Look below and pull out each line with the word "общей".

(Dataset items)
################
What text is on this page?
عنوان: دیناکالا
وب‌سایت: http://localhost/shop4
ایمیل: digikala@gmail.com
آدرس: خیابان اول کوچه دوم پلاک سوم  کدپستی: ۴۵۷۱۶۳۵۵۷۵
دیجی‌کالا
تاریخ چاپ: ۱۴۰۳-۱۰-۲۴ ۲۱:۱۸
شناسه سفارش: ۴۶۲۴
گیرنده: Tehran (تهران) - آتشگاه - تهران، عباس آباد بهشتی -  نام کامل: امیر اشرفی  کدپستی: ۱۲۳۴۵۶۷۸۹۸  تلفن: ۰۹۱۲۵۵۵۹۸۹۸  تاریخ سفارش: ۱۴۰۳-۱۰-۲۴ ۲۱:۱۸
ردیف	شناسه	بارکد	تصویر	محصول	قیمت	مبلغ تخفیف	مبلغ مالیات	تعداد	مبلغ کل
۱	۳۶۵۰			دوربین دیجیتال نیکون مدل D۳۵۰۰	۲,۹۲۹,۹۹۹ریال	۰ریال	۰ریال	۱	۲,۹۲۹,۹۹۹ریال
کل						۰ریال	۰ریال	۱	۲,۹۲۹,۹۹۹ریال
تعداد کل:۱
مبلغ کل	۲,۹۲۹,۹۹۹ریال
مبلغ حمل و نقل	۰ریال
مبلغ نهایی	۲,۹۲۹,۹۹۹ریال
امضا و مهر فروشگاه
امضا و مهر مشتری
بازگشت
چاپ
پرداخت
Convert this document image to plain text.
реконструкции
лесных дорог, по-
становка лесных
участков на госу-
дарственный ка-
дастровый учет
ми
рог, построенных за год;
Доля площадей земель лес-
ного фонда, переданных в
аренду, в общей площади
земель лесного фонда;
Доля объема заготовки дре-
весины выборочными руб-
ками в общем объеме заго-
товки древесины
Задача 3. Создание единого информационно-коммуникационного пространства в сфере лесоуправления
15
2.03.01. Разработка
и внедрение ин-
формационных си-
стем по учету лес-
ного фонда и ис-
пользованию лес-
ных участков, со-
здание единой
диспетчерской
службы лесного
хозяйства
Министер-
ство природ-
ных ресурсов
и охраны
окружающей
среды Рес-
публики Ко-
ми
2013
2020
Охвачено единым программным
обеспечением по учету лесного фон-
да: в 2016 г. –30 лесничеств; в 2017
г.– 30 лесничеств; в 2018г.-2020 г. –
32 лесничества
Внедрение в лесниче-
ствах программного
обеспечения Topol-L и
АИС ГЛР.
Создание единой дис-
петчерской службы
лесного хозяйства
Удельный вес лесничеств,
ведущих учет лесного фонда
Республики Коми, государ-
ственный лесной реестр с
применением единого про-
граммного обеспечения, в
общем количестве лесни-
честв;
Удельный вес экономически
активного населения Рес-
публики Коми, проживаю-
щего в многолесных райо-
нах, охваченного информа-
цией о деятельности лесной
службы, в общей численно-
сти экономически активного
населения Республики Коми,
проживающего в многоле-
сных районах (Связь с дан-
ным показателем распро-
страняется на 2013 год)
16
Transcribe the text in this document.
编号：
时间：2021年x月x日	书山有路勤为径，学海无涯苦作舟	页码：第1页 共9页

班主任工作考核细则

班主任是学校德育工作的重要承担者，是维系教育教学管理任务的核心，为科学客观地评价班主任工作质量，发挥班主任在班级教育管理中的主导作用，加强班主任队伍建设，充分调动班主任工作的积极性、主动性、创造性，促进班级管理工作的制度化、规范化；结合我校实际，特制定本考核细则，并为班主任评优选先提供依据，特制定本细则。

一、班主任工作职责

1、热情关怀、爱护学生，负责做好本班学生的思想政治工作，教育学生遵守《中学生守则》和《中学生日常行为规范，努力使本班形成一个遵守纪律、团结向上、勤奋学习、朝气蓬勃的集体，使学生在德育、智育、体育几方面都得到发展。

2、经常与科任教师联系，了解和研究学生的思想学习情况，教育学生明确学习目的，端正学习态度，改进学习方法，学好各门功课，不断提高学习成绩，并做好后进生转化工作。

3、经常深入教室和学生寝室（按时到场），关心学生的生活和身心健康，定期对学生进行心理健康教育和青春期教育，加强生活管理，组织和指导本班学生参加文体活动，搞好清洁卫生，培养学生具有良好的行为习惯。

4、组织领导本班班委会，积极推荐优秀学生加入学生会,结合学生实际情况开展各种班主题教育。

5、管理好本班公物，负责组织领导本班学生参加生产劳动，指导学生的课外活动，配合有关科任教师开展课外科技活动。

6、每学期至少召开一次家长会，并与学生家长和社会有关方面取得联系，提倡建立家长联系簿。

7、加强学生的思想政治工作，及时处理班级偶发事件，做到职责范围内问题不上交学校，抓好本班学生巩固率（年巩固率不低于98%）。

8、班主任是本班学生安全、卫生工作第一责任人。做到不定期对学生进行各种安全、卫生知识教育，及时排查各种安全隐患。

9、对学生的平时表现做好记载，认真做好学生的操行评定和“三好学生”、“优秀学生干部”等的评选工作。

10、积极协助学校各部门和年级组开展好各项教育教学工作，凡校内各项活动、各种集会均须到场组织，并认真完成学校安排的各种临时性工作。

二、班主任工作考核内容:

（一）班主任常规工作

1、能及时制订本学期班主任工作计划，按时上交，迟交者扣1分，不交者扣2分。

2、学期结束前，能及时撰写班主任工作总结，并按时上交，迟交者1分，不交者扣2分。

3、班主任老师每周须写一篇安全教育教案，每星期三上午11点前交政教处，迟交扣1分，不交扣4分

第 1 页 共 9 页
################
**TASK RESULT**
аренду, в общей площади
службы, в общей численно-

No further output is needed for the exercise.